Here are some records; copy every line that holds the word "text".

■ ■ ■ ■

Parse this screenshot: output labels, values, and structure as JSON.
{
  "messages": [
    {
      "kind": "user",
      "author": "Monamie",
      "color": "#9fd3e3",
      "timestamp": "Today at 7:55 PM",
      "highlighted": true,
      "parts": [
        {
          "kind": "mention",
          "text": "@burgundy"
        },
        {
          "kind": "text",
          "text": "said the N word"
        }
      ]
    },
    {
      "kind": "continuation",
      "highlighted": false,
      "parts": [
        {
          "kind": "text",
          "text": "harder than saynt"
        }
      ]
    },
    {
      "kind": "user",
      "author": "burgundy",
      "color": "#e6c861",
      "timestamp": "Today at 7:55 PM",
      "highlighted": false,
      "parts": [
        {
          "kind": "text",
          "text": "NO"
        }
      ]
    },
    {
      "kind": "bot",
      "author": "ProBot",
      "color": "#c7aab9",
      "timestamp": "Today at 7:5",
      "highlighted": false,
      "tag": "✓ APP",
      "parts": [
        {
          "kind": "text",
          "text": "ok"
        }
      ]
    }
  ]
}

■ ■ ■ ■

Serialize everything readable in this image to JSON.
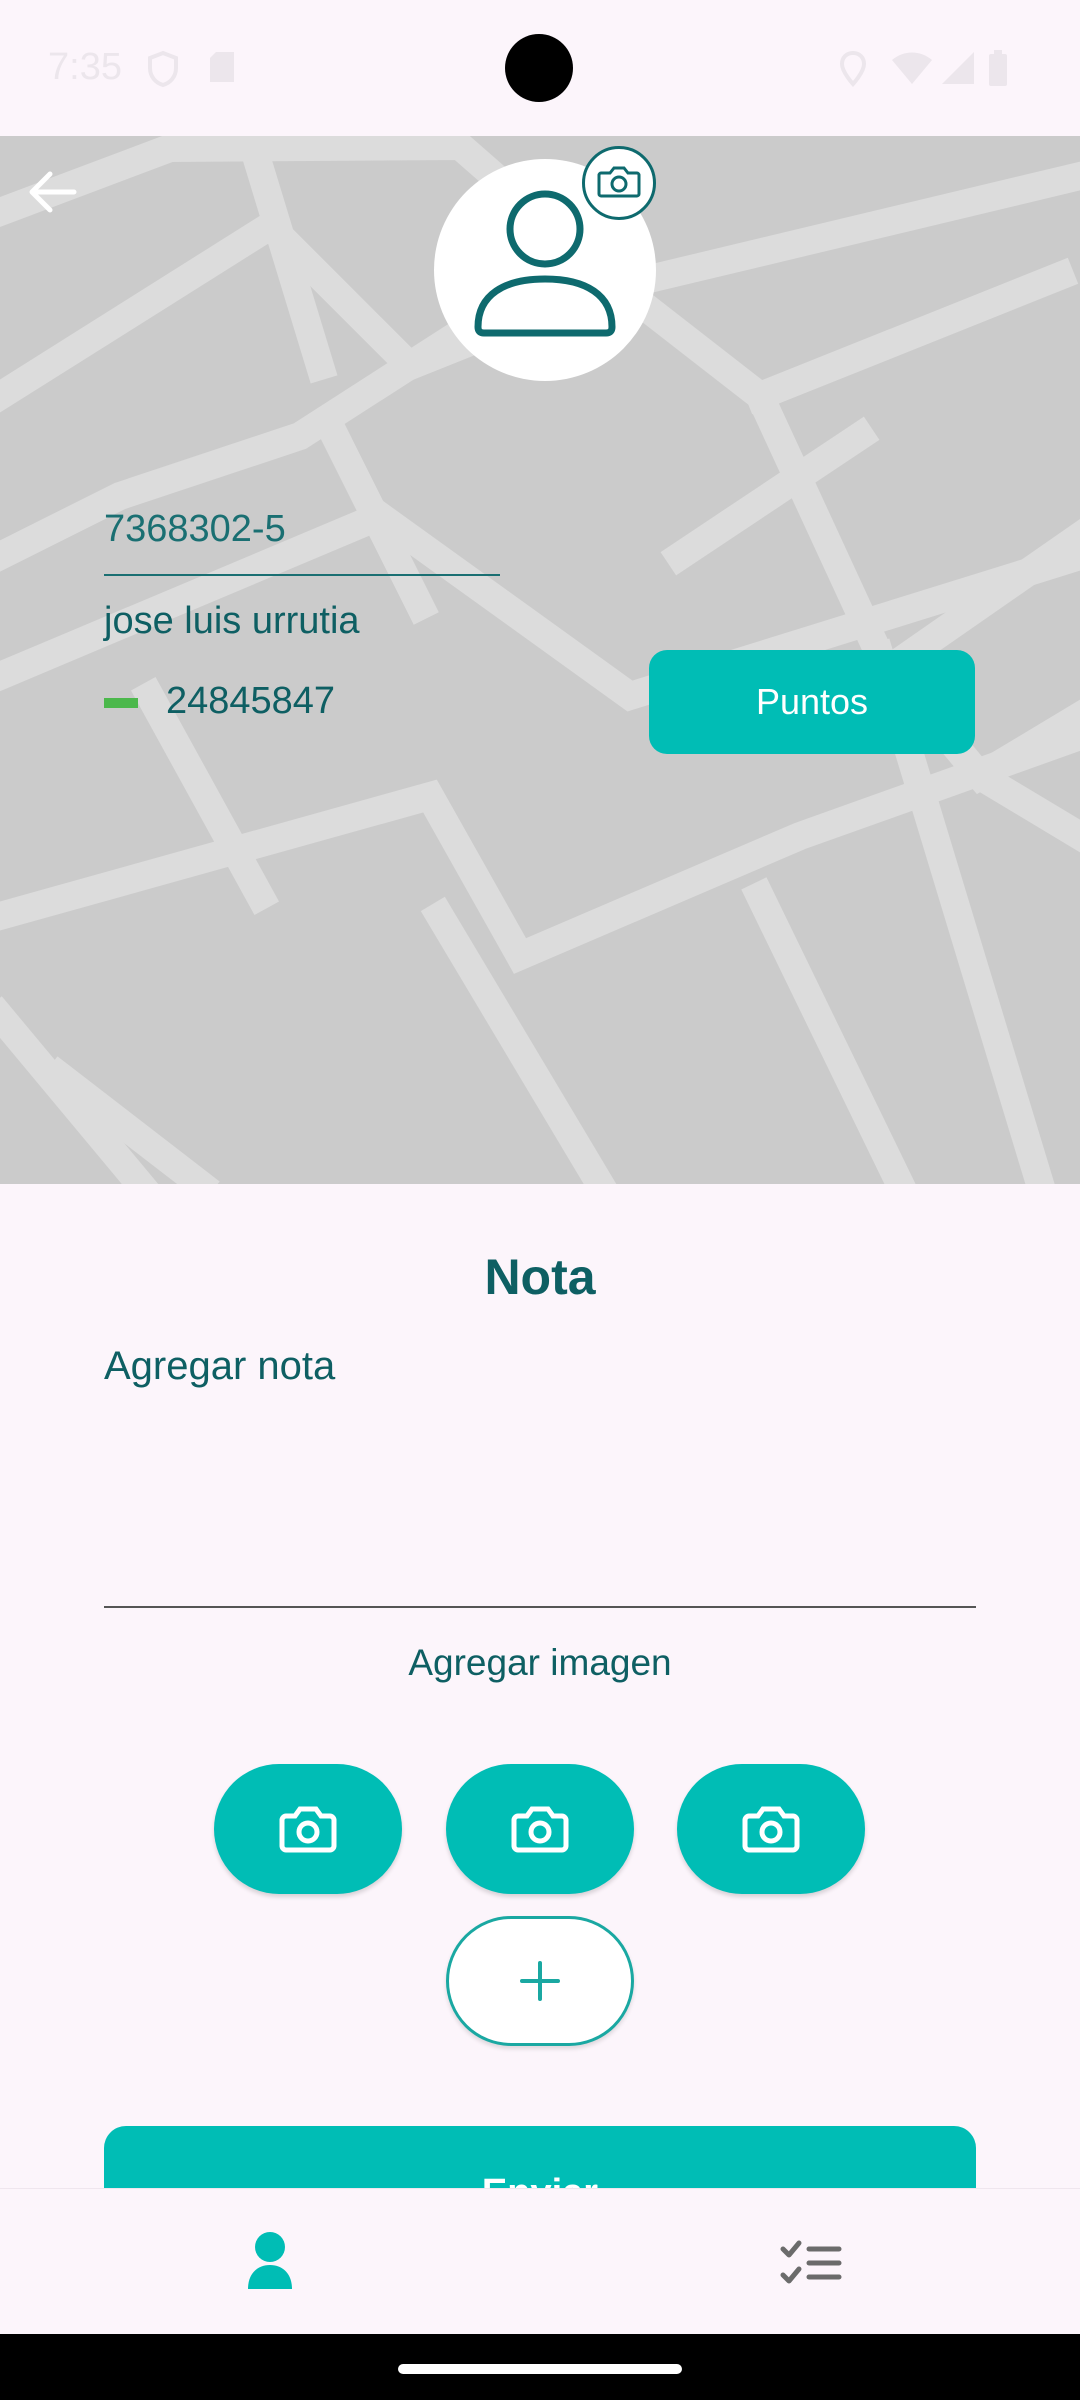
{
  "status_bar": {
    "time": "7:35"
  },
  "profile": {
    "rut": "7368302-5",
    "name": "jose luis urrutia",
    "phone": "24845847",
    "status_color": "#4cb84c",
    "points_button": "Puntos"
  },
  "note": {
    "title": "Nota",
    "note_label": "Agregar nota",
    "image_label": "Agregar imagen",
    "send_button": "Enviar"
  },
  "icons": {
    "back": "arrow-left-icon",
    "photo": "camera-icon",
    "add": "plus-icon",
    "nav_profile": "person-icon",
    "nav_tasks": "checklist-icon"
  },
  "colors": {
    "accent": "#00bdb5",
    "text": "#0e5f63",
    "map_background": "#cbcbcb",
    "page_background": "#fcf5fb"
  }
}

■ ■ ■ ■

OUTPUT OF THE EXERCISE:
          "text": "@burgundy"
          "kind": "text",
          "text": "said the N word"
          "kind": "text",
          "text": "harder than saynt"
          "kind": "text",
          "text": "NO"
          "kind": "text",
          "text": "ok"
    "text": "#0e5f63",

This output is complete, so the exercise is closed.